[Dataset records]
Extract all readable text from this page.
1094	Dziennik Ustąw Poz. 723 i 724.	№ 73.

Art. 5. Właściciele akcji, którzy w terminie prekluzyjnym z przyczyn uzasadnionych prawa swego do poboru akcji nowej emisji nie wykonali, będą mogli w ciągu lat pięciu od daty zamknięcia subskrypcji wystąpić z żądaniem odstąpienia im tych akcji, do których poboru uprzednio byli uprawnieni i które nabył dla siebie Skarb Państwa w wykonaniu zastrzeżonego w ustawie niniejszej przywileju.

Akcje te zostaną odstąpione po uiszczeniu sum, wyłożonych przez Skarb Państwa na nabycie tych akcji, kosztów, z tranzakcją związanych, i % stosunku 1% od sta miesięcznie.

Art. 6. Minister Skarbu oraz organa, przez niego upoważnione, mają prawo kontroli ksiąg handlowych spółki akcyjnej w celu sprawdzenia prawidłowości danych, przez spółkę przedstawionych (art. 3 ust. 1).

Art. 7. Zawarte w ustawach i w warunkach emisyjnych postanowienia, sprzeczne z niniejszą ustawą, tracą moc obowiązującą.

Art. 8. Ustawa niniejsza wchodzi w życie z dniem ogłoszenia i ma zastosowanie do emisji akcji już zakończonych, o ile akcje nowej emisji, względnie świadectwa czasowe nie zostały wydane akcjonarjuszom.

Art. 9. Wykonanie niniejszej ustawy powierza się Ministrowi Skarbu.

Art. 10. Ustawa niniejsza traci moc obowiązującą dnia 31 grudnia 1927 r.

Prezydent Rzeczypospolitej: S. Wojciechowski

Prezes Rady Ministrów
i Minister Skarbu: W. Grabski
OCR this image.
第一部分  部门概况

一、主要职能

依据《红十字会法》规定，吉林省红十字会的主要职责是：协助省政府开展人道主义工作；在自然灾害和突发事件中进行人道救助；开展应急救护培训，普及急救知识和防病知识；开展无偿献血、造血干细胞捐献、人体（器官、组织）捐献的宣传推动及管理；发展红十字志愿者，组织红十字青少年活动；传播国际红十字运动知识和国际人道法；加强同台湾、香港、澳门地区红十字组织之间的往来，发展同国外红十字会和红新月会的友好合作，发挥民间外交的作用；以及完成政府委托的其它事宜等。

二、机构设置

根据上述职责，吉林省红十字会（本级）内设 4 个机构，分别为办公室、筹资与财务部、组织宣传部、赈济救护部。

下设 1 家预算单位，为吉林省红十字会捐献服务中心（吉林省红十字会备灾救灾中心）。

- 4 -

▶ [What is being asked]:
In the lines above, locate the string "akcji". Copy every line where it occurs.

▶ [Answer for the task]:
Art. 5. Właściciele akcji, którzy w terminie prekluzyjnym z przyczyn uzasadnionych prawa swego do poboru akcji nowej emisji nie wykonali, będą mogli w ciągu lat pięciu od daty zamknięcia subskrypcji wystąpić z żądaniem odstąpienia im tych akcji, do których poboru uprzednio byli uprawnieni i które nabył dla siebie Skarb Państwa w wykonaniu zastrzeżonego w ustawie niniejszej przywileju.
Akcje te zostaną odstąpione po uiszczeniu sum, wyłożonych przez Skarb Państwa na nabycie tych akcji, kosztów, z tranzakcją związanych, i % stosunku 1% od sta miesięcznie.
Art. 8. Ustawa niniejsza wchodzi w życie z dniem ogłoszenia i ma zastosowanie do emisji akcji już zakończonych, o ile akcje nowej emisji, względnie świadectwa czasowe nie zostały wydane akcjonarjuszom.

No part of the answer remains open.